What the task asks -
Provide an exact reproduction of every entry.
===============
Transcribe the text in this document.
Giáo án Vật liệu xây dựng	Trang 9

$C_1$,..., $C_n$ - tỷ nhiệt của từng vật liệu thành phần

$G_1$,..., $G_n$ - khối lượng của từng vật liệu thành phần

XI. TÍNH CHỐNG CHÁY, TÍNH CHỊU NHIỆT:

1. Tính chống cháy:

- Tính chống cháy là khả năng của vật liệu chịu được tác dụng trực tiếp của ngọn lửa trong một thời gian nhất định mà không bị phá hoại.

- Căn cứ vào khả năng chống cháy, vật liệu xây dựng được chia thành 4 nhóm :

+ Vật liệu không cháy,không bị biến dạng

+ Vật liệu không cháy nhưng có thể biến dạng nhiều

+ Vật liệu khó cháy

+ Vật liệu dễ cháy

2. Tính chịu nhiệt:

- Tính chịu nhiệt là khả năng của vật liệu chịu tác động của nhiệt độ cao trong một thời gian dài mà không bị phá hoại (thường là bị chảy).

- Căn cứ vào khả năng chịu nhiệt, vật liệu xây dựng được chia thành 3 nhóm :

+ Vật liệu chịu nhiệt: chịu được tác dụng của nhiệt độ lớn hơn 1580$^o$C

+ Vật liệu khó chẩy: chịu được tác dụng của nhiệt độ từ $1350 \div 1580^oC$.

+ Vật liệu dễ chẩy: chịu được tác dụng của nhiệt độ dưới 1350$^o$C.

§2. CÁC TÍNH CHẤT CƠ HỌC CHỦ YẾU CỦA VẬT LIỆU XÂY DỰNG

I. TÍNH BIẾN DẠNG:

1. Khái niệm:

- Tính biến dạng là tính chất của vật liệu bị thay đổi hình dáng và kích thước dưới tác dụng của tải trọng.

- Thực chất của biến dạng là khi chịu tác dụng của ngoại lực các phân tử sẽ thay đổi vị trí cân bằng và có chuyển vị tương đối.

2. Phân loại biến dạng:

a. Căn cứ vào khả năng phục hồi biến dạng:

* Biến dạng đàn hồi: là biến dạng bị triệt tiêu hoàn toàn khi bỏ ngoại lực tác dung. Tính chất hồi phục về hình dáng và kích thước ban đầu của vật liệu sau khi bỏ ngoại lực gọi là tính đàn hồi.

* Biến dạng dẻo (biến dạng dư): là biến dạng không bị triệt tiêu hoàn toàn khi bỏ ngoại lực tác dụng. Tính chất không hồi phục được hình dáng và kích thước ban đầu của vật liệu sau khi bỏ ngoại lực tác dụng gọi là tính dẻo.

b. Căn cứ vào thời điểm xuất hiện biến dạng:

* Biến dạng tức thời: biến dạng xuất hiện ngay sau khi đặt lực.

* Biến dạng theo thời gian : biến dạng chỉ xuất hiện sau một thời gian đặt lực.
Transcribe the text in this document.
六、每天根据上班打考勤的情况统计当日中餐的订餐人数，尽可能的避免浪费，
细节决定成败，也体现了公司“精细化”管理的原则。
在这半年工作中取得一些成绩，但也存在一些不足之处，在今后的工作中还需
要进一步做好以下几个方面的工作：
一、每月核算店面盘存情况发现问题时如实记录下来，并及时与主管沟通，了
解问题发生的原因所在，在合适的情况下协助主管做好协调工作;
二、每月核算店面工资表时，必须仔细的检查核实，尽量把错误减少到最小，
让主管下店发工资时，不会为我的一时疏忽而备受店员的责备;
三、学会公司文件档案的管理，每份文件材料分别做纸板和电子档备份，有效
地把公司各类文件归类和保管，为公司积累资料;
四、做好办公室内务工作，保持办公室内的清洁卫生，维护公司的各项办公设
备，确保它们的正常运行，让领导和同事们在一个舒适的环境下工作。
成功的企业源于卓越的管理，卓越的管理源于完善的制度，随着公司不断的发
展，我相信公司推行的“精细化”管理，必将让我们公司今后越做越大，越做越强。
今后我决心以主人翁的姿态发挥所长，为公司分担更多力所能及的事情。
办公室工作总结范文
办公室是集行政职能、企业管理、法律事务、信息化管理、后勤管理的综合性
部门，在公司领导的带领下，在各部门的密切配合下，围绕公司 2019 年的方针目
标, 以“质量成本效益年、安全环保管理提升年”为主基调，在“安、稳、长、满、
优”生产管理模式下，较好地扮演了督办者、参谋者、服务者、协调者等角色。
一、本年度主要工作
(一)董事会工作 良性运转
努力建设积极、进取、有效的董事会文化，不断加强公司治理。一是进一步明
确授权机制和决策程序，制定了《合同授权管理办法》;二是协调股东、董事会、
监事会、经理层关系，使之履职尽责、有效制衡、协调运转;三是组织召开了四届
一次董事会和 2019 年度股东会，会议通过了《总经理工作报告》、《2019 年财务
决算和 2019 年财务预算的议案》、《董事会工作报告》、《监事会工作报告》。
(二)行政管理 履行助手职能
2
===============
Task result -
Transcribe the text in this document.
Giáo án Vật liệu xây dựng	Trang 9

$C_1$,..., $C_n$ - tỷ nhiệt của từng vật liệu thành phần

$G_1$,..., $G_n$ - khối lượng của từng vật liệu thành phần

XI. TÍNH CHỐNG CHÁY, TÍNH CHỊU NHIỆT:

1. Tính chống cháy:

- Tính chống cháy là khả năng của vật liệu chịu được tác dụng trực tiếp của ngọn lửa trong một thời gian nhất định mà không bị phá hoại.

- Căn cứ vào khả năng chống cháy, vật liệu xây dựng được chia thành 4 nhóm :

+ Vật liệu không cháy,không bị biến dạng

+ Vật liệu không cháy nhưng có thể biến dạng nhiều

+ Vật liệu khó cháy

+ Vật liệu dễ cháy

2. Tính chịu nhiệt:

- Tính chịu nhiệt là khả năng của vật liệu chịu tác động của nhiệt độ cao trong một thời gian dài mà không bị phá hoại (thường là bị chảy).

- Căn cứ vào khả năng chịu nhiệt, vật liệu xây dựng được chia thành 3 nhóm :

+ Vật liệu chịu nhiệt: chịu được tác dụng của nhiệt độ lớn hơn 1580$^o$C

+ Vật liệu khó chẩy: chịu được tác dụng của nhiệt độ từ $1350 \div 1580^oC$.

+ Vật liệu dễ chẩy: chịu được tác dụng của nhiệt độ dưới 1350$^o$C.

§2. CÁC TÍNH CHẤT CƠ HỌC CHỦ YẾU CỦA VẬT LIỆU XÂY DỰNG

I. TÍNH BIẾN DẠNG:

1. Khái niệm:

- Tính biến dạng là tính chất của vật liệu bị thay đổi hình dáng và kích thước dưới tác dụng của tải trọng.

- Thực chất của biến dạng là khi chịu tác dụng của ngoại lực các phân tử sẽ thay đổi vị trí cân bằng và có chuyển vị tương đối.

2. Phân loại biến dạng:

a. Căn cứ vào khả năng phục hồi biến dạng:

* Biến dạng đàn hồi: là biến dạng bị triệt tiêu hoàn toàn khi bỏ ngoại lực tác dung. Tính chất hồi phục về hình dáng và kích thước ban đầu của vật liệu sau khi bỏ ngoại lực gọi là tính đàn hồi.

* Biến dạng dẻo (biến dạng dư): là biến dạng không bị triệt tiêu hoàn toàn khi bỏ ngoại lực tác dụng. Tính chất không hồi phục được hình dáng và kích thước ban đầu của vật liệu sau khi bỏ ngoại lực tác dụng gọi là tính dẻo.

b. Căn cứ vào thời điểm xuất hiện biến dạng:

* Biến dạng tức thời: biến dạng xuất hiện ngay sau khi đặt lực.

* Biến dạng theo thời gian : biến dạng chỉ xuất hiện sau một thời gian đặt lực.
Transcribe the text in this document.
六、每天根据上班打考勤的情况统计当日中餐的订餐人数，尽可能的避免浪费，
细节决定成败，也体现了公司“精细化”管理的原则。
在这半年工作中取得一些成绩，但也存在一些不足之处，在今后的工作中还需
要进一步做好以下几个方面的工作：
一、每月核算店面盘存情况发现问题时如实记录下来，并及时与主管沟通，了
解问题发生的原因所在，在合适的情况下协助主管做好协调工作;
二、每月核算店面工资表时，必须仔细的检查核实，尽量把错误减少到最小，
让主管下店发工资时，不会为我的一时疏忽而备受店员的责备;
三、学会公司文件档案的管理，每份文件材料分别做纸板和电子档备份，有效
地把公司各类文件归类和保管，为公司积累资料;
四、做好办公室内务工作，保持办公室内的清洁卫生，维护公司的各项办公设
备，确保它们的正常运行，让领导和同事们在一个舒适的环境下工作。
成功的企业源于卓越的管理，卓越的管理源于完善的制度，随着公司不断的发
展，我相信公司推行的“精细化”管理，必将让我们公司今后越做越大，越做越强。
今后我决心以主人翁的姿态发挥所长，为公司分担更多力所能及的事情。
办公室工作总结范文
办公室是集行政职能、企业管理、法律事务、信息化管理、后勤管理的综合性
部门，在公司领导的带领下，在各部门的密切配合下，围绕公司 2019 年的方针目
标, 以“质量成本效益年、安全环保管理提升年”为主基调，在“安、稳、长、满、
优”生产管理模式下，较好地扮演了督办者、参谋者、服务者、协调者等角色。
一、本年度主要工作
(一)董事会工作 良性运转
努力建设积极、进取、有效的董事会文化，不断加强公司治理。一是进一步明
确授权机制和决策程序，制定了《合同授权管理办法》;二是协调股东、董事会、
监事会、经理层关系，使之履职尽责、有效制衡、协调运转;三是组织召开了四届
一次董事会和 2019 年度股东会，会议通过了《总经理工作报告》、《2019 年财务
决算和 2019 年财务预算的议案》、《董事会工作报告》、《监事会工作报告》。
(二)行政管理 履行助手职能
2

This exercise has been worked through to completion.